# [Data items]

╔══

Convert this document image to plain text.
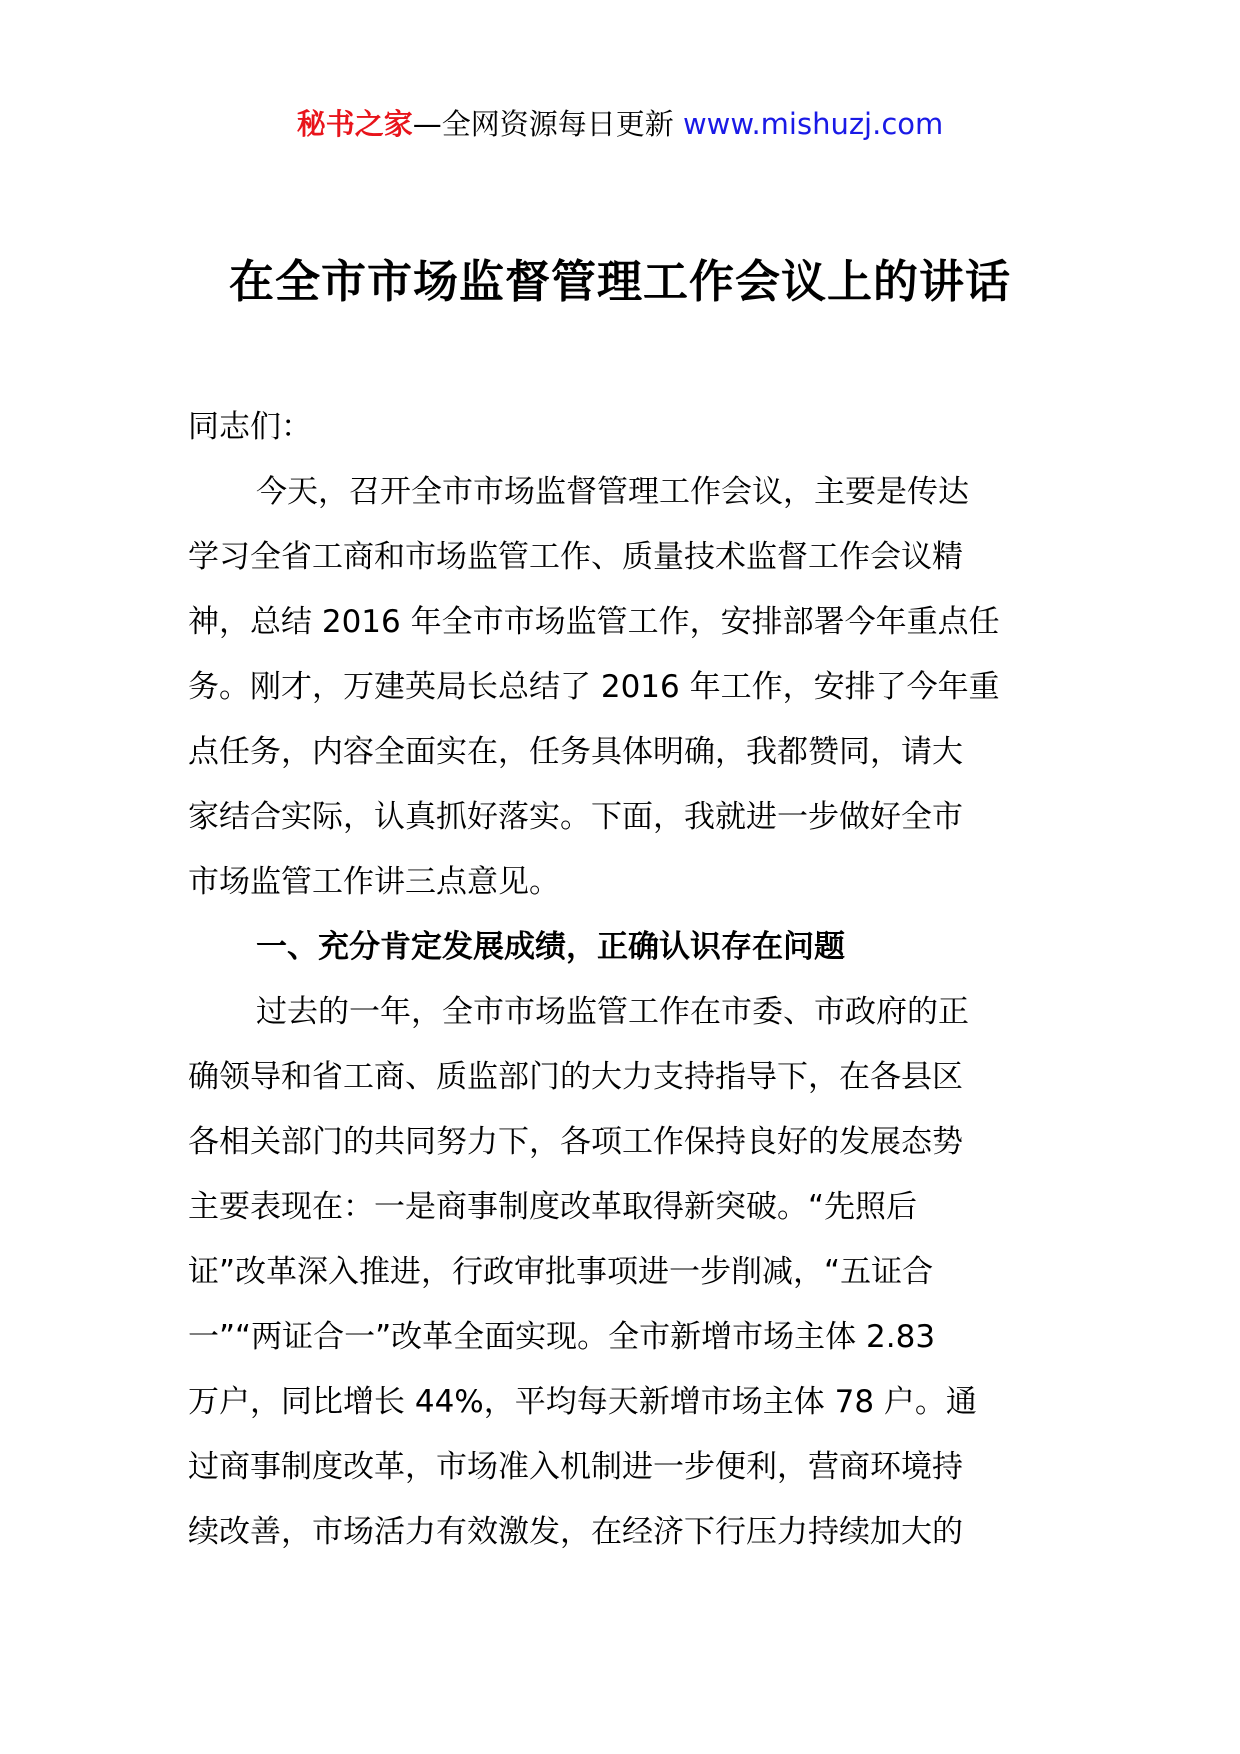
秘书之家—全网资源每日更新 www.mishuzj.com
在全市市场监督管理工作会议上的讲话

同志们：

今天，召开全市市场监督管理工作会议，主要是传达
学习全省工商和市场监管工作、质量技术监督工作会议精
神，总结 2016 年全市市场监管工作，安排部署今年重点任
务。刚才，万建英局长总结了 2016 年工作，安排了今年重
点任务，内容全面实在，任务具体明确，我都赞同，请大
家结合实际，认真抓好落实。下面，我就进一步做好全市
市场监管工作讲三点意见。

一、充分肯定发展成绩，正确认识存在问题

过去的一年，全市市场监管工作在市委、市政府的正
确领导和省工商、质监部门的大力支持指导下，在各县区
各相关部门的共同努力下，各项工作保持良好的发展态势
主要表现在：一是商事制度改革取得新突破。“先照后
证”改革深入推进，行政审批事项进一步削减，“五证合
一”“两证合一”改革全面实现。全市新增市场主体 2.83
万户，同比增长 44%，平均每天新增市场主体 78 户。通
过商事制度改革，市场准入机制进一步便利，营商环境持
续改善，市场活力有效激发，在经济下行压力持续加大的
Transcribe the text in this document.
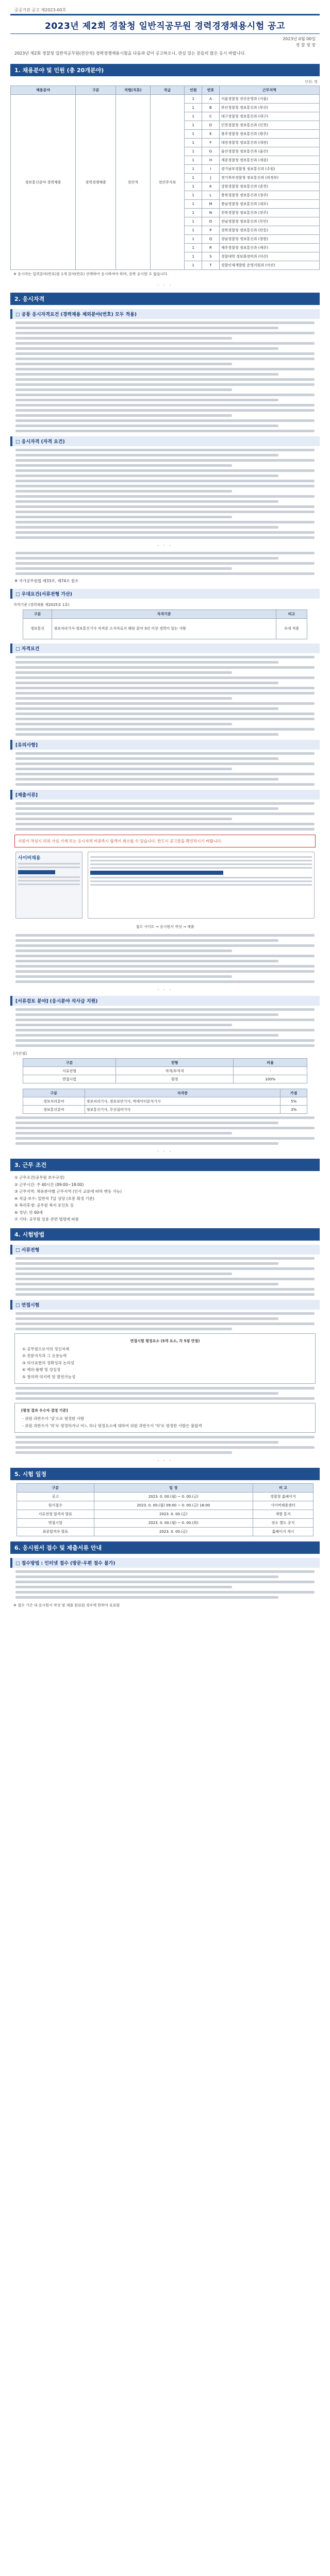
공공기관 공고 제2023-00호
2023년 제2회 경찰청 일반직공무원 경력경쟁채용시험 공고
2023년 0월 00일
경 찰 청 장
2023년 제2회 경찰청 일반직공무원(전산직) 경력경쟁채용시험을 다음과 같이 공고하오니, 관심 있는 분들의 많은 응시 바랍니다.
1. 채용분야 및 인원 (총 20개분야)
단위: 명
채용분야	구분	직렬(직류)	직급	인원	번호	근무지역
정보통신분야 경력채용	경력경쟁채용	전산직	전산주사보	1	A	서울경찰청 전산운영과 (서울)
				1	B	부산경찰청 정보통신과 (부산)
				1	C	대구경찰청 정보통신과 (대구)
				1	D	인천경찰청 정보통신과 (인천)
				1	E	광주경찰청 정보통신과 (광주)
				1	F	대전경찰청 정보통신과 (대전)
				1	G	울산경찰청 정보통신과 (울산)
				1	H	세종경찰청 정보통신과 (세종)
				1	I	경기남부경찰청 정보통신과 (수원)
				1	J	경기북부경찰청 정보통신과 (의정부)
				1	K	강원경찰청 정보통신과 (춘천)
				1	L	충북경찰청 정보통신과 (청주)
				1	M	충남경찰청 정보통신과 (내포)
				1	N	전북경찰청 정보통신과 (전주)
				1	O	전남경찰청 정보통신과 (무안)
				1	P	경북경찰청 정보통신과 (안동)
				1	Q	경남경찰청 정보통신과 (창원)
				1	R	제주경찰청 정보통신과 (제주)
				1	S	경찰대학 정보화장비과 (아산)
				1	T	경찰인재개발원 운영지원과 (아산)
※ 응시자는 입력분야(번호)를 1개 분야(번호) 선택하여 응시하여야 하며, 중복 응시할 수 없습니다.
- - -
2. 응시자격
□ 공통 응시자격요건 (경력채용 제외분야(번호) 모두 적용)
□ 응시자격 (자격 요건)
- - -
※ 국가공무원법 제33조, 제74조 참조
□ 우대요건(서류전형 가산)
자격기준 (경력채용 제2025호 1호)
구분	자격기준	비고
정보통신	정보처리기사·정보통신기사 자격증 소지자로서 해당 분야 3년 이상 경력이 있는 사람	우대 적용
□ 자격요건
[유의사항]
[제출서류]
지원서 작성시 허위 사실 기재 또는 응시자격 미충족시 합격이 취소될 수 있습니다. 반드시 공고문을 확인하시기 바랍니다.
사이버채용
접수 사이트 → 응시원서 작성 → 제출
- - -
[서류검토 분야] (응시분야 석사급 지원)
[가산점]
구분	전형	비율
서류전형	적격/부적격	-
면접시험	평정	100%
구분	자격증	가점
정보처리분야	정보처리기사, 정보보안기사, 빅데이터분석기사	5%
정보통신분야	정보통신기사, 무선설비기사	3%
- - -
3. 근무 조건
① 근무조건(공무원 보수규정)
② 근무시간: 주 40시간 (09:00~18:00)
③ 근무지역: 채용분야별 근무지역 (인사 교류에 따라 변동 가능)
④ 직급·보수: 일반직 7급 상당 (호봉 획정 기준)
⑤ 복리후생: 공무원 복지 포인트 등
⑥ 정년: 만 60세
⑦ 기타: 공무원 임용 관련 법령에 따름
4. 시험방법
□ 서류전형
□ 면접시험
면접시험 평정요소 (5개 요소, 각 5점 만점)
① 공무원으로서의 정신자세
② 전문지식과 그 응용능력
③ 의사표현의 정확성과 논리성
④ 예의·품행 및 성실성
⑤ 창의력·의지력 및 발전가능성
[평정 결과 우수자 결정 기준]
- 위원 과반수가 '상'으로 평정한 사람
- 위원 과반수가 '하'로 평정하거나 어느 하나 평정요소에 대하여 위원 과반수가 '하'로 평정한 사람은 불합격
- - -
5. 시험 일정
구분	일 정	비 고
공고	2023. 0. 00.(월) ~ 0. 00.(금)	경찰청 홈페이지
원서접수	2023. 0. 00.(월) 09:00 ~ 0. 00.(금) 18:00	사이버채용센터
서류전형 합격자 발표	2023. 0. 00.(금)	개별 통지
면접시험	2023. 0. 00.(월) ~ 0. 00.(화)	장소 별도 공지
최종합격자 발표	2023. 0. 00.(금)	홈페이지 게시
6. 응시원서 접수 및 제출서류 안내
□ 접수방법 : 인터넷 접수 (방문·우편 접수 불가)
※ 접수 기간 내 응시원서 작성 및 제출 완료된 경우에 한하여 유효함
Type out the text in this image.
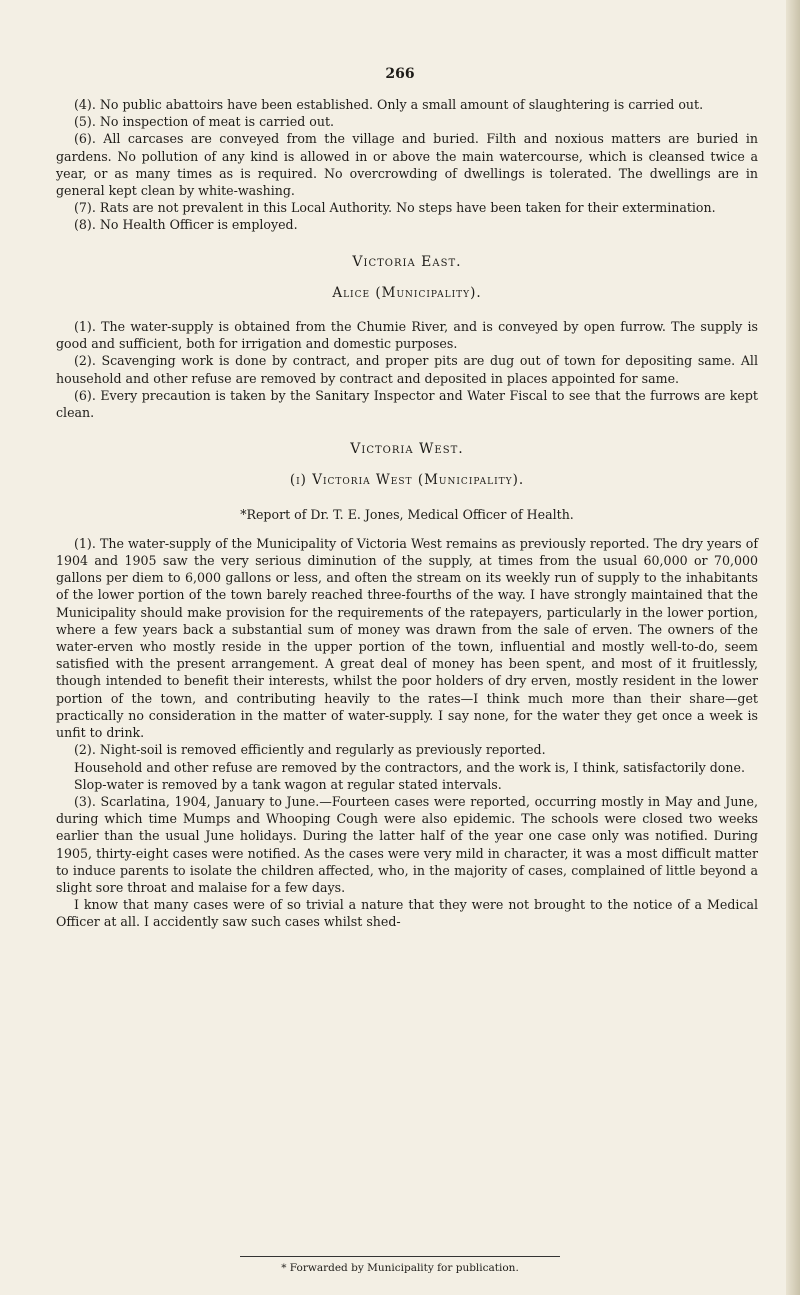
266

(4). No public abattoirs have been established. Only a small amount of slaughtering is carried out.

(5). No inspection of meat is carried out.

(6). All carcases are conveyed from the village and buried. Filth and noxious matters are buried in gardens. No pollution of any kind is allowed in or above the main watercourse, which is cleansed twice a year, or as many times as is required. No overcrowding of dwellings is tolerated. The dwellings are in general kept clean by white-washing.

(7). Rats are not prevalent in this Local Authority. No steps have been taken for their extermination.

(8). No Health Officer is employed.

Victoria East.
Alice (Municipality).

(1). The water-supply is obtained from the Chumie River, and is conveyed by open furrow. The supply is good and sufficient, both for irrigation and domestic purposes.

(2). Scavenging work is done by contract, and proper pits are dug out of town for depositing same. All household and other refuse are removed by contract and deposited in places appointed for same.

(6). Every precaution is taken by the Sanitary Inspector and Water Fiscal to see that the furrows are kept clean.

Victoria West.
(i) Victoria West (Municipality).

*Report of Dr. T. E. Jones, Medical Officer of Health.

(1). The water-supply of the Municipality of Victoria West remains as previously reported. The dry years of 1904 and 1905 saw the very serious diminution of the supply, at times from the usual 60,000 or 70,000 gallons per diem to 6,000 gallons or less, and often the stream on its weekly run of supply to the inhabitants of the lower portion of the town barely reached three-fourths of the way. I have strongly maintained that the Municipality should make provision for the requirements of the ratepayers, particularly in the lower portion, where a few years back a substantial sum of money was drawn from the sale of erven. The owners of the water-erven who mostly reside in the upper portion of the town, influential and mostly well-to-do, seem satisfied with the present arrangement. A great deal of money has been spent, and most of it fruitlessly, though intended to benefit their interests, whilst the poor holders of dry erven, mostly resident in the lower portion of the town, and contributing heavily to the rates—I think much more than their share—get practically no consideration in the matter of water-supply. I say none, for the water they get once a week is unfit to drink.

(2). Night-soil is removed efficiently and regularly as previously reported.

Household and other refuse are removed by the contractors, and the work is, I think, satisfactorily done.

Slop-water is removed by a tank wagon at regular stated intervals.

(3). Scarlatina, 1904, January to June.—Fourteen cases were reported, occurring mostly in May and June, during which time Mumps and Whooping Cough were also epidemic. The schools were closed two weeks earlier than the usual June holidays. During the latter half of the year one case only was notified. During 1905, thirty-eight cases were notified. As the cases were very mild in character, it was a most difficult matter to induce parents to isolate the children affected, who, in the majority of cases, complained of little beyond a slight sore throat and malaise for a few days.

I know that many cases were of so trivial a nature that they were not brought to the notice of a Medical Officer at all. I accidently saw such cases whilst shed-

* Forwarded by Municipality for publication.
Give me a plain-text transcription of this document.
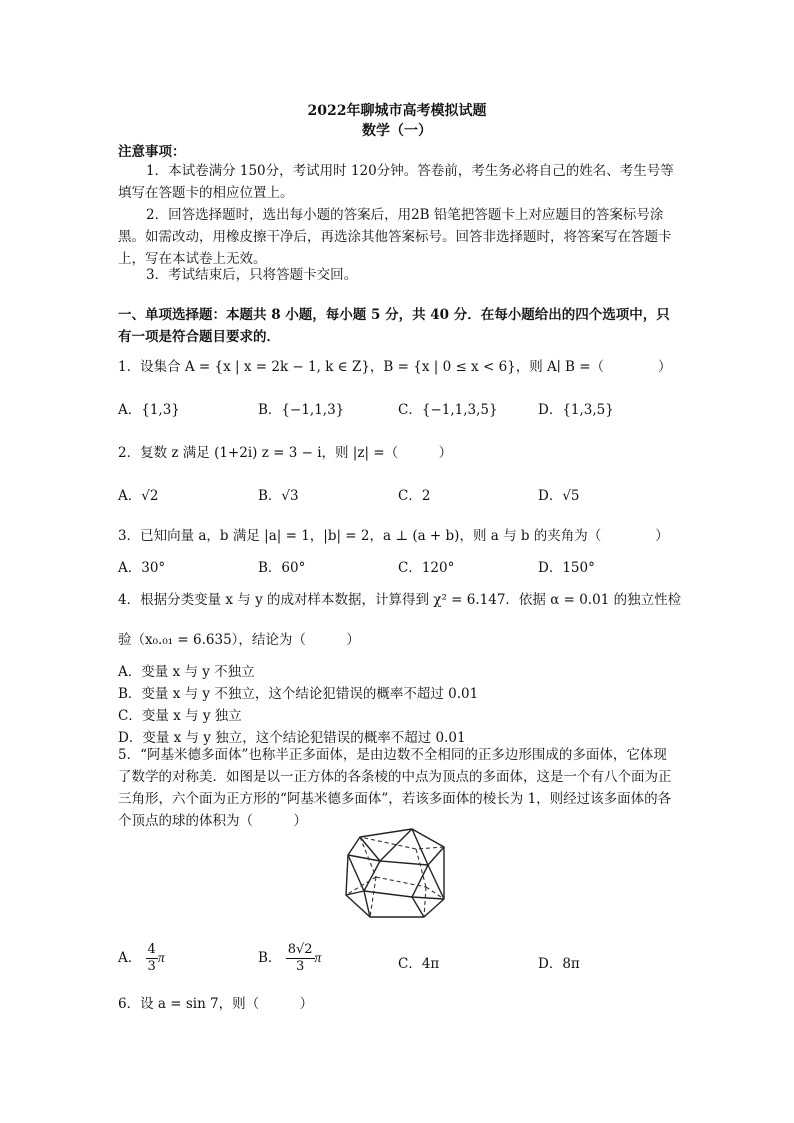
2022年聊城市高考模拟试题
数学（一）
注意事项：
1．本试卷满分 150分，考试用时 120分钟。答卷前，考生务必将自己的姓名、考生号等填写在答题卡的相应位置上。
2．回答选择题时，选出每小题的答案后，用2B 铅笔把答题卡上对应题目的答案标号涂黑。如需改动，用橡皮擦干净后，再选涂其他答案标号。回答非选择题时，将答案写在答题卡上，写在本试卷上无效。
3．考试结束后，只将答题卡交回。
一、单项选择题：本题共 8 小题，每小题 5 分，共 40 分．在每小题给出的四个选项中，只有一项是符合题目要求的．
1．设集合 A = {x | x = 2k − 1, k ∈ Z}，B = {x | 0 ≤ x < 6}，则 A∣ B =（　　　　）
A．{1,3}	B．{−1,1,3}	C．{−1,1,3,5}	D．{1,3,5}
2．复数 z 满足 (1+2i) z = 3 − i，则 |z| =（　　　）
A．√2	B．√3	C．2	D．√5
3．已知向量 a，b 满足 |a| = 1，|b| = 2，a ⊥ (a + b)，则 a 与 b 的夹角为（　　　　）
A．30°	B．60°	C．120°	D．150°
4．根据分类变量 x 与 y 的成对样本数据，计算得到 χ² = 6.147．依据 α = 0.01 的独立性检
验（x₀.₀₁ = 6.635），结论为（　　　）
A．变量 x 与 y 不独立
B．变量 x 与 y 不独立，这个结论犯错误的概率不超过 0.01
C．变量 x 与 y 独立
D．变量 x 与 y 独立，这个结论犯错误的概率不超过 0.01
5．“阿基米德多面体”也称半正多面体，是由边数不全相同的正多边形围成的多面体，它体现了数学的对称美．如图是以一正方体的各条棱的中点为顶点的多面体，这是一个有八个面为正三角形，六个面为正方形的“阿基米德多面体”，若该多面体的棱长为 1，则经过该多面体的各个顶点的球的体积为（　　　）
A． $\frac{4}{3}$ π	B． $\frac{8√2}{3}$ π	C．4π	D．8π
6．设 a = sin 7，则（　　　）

╚══

# [Exercise]
Copy every line of the listing that includes the string "this".

# [Right answer]
Convert this document image to plain text.
Transcribe the text in this document.
Type out the text in this image.
(7). Rats are not prevalent in this Local Authority. No steps have been taken for their extermination.
Give me a plain-text transcription of this document.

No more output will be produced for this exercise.